▶ DATA SUPPLIED
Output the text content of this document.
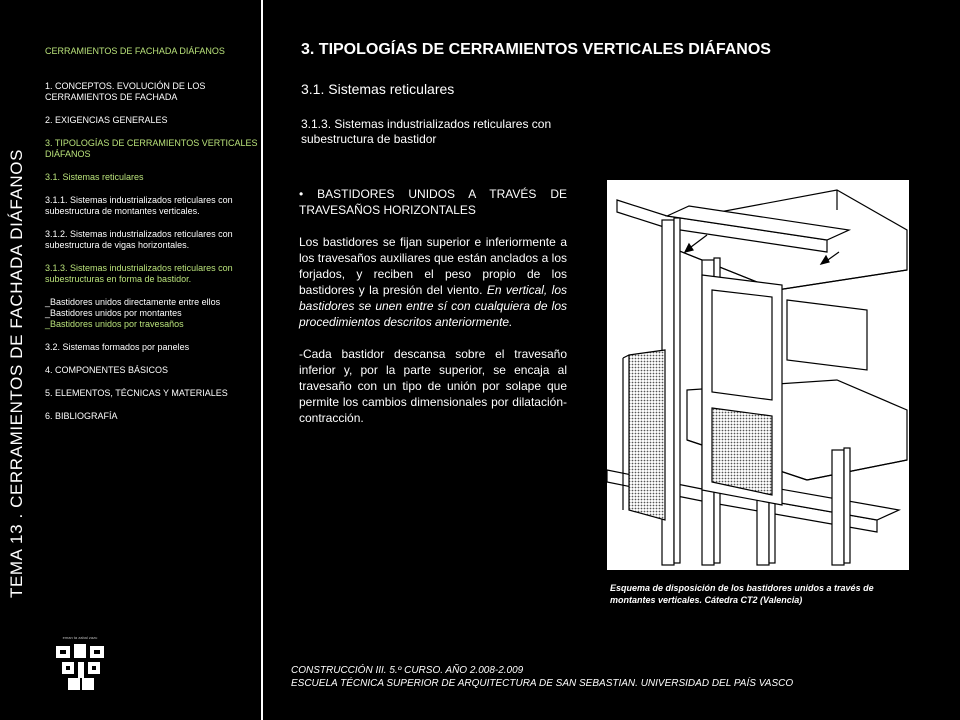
TEMA 13 . CERRAMIENTOS DE FACHADA DIÁFANOS
CERRAMIENTOS DE FACHADA DIÁFANOS
1. CONCEPTOS. EVOLUCIÓN DE LOS CERRAMIENTOS DE FACHADA
2. EXIGENCIAS GENERALES
3. TIPOLOGÍAS DE CERRAMIENTOS VERTICALES DIÁFANOS
3.1. Sistemas reticulares
3.1.1. Sistemas industrializados reticulares con subestructura de montantes verticales.
3.1.2. Sistemas industrializados reticulares con subestructura de vigas horizontales.
3.1.3. Sistemas industrializados reticulares con subestructuras en forma de bastidor.
_Bastidores unidos directamente entre ellos
_Bastidores unidos por montantes
_Bastidores unidos por travesaños
3.2. Sistemas formados por paneles
4. COMPONENTES BÁSICOS
5. ELEMENTOS, TÉCNICAS Y MATERIALES
6. BIBLIOGRAFÍA
eman ta zabal zazu
3. TIPOLOGÍAS DE CERRAMIENTOS VERTICALES DIÁFANOS
3.1. Sistemas reticulares
3.1.3. Sistemas industrializados reticulares con subestructura de bastidor

• BASTIDORES UNIDOS A TRAVÉS DE TRAVESAÑOS HORIZONTALES

Los bastidores se fijan superior e inferiormente a los travesaños auxiliares que están anclados a los forjados, y reciben el peso propio de los bastidores y la presión del viento. En vertical, los bastidores se unen entre sí con cualquiera de los procedimientos descritos anteriormente.

-Cada bastidor descansa sobre el travesaño inferior y, por la parte superior, se encaja al travesaño con un tipo de unión por solape que permite los cambios dimensionales por dilatación-contracción.

Esquema de disposición de los bastidores unidos a través de montantes verticales. Cátedra CT2 (Valencia)
CONSTRUCCIÓN III. 5.º CURSO. AÑO 2.008-2.009
ESCUELA TÉCNICA SUPERIOR DE ARQUITECTURA DE SAN SEBASTIAN. UNIVERSIDAD DEL PAÍS VASCO
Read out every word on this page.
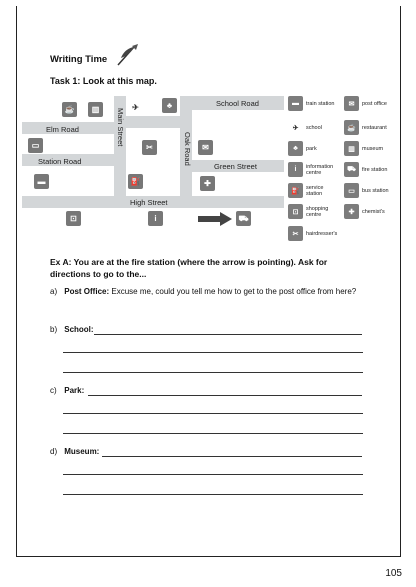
Writing Time
Task 1: Look at this map.
School Road
Elm Road	Main Street
Oak Road
Station Road
Green Street
High Street
☕	▥	✈	♣
▭	✂	✉
▬	⛽	✚
⊡	i	⛟
▬	train station	✉	post office
✈	school	☕	restaurant
♣	park	▥	museum
i	information centre	⛟	fire station
⛽	service station	▭	bus station
⊡	shopping centre	✚	chemist's
✂	hairdresser's
Ex A: You are at the fire station (where the arrow is pointing). Ask for directions to go to the...
a) Post Office: Excuse me, could you tell me how to get to the post office from here?
b) School:
c) Park:
d) Museum:
105
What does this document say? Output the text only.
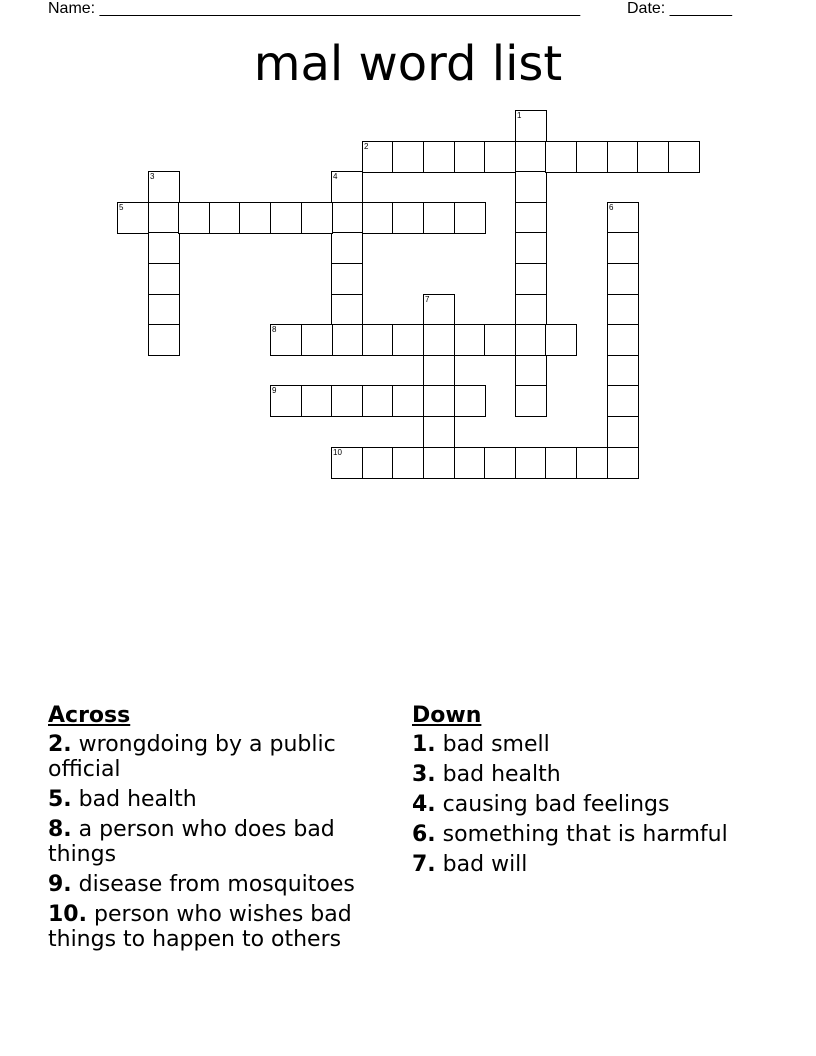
Name: ______________________________________________________	Date: _______
mal word list
1
2
3	4
5	6
7
8
9
10
Across
2. wrongdoing by a public official
5. bad health
8. a person who does bad things
9. disease from mosquitoes
10. person who wishes bad things to happen to others
Down
1. bad smell
3. bad health
4. causing bad feelings
6. something that is harmful
7. bad will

▶ WHAT NEEDS TO BE DONE
Quote each line of the listing exactly, but leave the pictures out.

▶ WORKED ANSWER
Output the text content of this document.
TEMA 13 . CERRAMIENTOS DE FACHADA DIÁFANOS
CERRAMIENTOS DE FACHADA DIÁFANOS
1. CONCEPTOS. EVOLUCIÓN DE LOS CERRAMIENTOS DE FACHADA
2. EXIGENCIAS GENERALES
3. TIPOLOGÍAS DE CERRAMIENTOS VERTICALES DIÁFANOS
3.1. Sistemas reticulares
3.1.1. Sistemas industrializados reticulares con subestructura de montantes verticales.
3.1.2. Sistemas industrializados reticulares con subestructura de vigas horizontales.
3.1.3. Sistemas industrializados reticulares con subestructuras en forma de bastidor.
_Bastidores unidos directamente entre ellos
_Bastidores unidos por montantes
_Bastidores unidos por travesaños
3.2. Sistemas formados por paneles
4. COMPONENTES BÁSICOS
5. ELEMENTOS, TÉCNICAS Y MATERIALES
6. BIBLIOGRAFÍA
eman ta zabal zazu
3. TIPOLOGÍAS DE CERRAMIENTOS VERTICALES DIÁFANOS
3.1. Sistemas reticulares
3.1.3. Sistemas industrializados reticulares con subestructura de bastidor

• BASTIDORES UNIDOS A TRAVÉS DE TRAVESAÑOS HORIZONTALES

Los bastidores se fijan superior e inferiormente a los travesaños auxiliares que están anclados a los forjados, y reciben el peso propio de los bastidores y la presión del viento. En vertical, los bastidores se unen entre sí con cualquiera de los procedimientos descritos anteriormente.

-Cada bastidor descansa sobre el travesaño inferior y, por la parte superior, se encaja al travesaño con un tipo de unión por solape que permite los cambios dimensionales por dilatación-contracción.

Esquema de disposición de los bastidores unidos a través de montantes verticales. Cátedra CT2 (Valencia)
CONSTRUCCIÓN III. 5.º CURSO. AÑO 2.008-2.009
ESCUELA TÉCNICA SUPERIOR DE ARQUITECTURA DE SAN SEBASTIAN. UNIVERSIDAD DEL PAÍS VASCO
Read out every word on this page.
Writing Time
Task 1: Look at this map.
School Road
Elm Road	Main Street
Oak Road
Station Road
Green Street
High Street
☕	▥	✈	♣
▭	✂	✉
▬	⛽	✚
⊡	i	⛟
▬	train station	✉	post office
✈	school	☕	restaurant
♣	park	▥	museum
i	information centre	⛟	fire station
⛽	service station	▭	bus station
⊡	shopping centre	✚	chemist's
✂	hairdresser's
Ex A: You are at the fire station (where the arrow is pointing). Ask for directions to go to the...
a) Post Office: Excuse me, could you tell me how to get to the post office from here?
b) School:
c) Park:
d) Museum:
105
What does this document say? Output the text only.
Name: ______________________________________________________	Date: _______
mal word list
1
2
3	4
5	6
7
8
9
10
Across
2. wrongdoing by a public official
5. bad health
8. a person who does bad things
9. disease from mosquitoes
10. person who wishes bad things to happen to others
Down
1. bad smell
3. bad health
4. causing bad feelings
6. something that is harmful
7. bad will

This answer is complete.